--- GOAL ---
Copy each line exactly.

====== RECORD SET ======

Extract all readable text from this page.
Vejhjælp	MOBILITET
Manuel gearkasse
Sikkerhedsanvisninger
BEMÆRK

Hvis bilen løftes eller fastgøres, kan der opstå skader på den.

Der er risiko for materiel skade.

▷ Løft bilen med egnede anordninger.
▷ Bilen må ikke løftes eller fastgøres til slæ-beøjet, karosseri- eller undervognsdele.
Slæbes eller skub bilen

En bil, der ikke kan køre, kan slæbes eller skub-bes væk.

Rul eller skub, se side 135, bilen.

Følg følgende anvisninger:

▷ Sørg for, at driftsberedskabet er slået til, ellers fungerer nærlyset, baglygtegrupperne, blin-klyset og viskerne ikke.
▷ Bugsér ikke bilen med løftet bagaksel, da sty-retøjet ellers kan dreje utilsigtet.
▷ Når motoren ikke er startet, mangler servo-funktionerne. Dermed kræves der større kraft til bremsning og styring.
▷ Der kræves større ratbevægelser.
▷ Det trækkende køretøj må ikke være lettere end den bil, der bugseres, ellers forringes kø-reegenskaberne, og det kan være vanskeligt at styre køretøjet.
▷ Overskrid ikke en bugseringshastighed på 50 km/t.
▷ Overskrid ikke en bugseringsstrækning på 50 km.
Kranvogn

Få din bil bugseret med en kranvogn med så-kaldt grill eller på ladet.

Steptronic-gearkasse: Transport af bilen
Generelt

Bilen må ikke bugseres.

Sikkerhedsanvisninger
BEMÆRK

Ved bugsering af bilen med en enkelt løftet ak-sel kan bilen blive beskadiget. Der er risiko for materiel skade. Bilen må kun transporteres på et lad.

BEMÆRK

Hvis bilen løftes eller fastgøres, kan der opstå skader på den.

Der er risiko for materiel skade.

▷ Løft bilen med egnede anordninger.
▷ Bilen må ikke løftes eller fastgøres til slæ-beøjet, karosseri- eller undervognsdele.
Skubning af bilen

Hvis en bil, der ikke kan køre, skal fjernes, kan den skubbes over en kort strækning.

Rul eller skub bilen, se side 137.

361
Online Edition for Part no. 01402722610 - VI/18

======

--- THE OUTPUT ---
Extract all readable text from this page.
Vejhjælp	MOBILITET
Manuel gearkasse
Sikkerhedsanvisninger
BEMÆRK

Hvis bilen løftes eller fastgøres, kan der opstå skader på den.

Der er risiko for materiel skade.

▷ Løft bilen med egnede anordninger.
▷ Bilen må ikke løftes eller fastgøres til slæ-beøjet, karosseri- eller undervognsdele.
Slæbes eller skub bilen

En bil, der ikke kan køre, kan slæbes eller skub-bes væk.

Rul eller skub, se side 135, bilen.

Følg følgende anvisninger:

▷ Sørg for, at driftsberedskabet er slået til, ellers fungerer nærlyset, baglygtegrupperne, blin-klyset og viskerne ikke.
▷ Bugsér ikke bilen med løftet bagaksel, da sty-retøjet ellers kan dreje utilsigtet.
▷ Når motoren ikke er startet, mangler servo-funktionerne. Dermed kræves der større kraft til bremsning og styring.
▷ Der kræves større ratbevægelser.
▷ Det trækkende køretøj må ikke være lettere end den bil, der bugseres, ellers forringes kø-reegenskaberne, og det kan være vanskeligt at styre køretøjet.
▷ Overskrid ikke en bugseringshastighed på 50 km/t.
▷ Overskrid ikke en bugseringsstrækning på 50 km.
Kranvogn

Få din bil bugseret med en kranvogn med så-kaldt grill eller på ladet.

Steptronic-gearkasse: Transport af bilen
Generelt

Bilen må ikke bugseres.

Sikkerhedsanvisninger
BEMÆRK

Ved bugsering af bilen med en enkelt løftet ak-sel kan bilen blive beskadiget. Der er risiko for materiel skade. Bilen må kun transporteres på et lad.

BEMÆRK

Hvis bilen løftes eller fastgøres, kan der opstå skader på den.

Der er risiko for materiel skade.

▷ Løft bilen med egnede anordninger.
▷ Bilen må ikke løftes eller fastgøres til slæ-beøjet, karosseri- eller undervognsdele.
Skubning af bilen

Hvis en bil, der ikke kan køre, skal fjernes, kan den skubbes over en kort strækning.

Rul eller skub bilen, se side 137.

361
Online Edition for Part no. 01402722610 - VI/18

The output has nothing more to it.